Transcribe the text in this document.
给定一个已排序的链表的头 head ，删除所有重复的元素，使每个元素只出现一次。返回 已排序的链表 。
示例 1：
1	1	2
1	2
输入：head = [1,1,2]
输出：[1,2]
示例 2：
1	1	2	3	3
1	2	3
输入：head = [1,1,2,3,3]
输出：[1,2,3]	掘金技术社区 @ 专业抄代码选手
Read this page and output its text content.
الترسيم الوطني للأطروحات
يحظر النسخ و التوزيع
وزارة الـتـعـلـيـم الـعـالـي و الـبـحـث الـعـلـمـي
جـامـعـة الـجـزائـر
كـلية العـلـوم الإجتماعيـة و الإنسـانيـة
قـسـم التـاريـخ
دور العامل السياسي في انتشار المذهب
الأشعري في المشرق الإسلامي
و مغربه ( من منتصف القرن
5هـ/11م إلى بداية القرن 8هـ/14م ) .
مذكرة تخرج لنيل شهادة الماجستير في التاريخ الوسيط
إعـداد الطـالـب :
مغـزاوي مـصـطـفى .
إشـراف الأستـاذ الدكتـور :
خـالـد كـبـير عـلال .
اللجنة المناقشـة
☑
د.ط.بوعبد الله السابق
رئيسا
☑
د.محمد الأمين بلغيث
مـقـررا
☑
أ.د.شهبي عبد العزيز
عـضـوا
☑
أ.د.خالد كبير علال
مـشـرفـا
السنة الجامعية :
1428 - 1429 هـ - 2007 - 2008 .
□ □ □ □ □
### Instruction
Copy every single line of the material above that holds "القرن".

### Answer below
و مغربه ( من منتصف القرن
5هـ/11م إلى بداية القرن 8هـ/14م ) .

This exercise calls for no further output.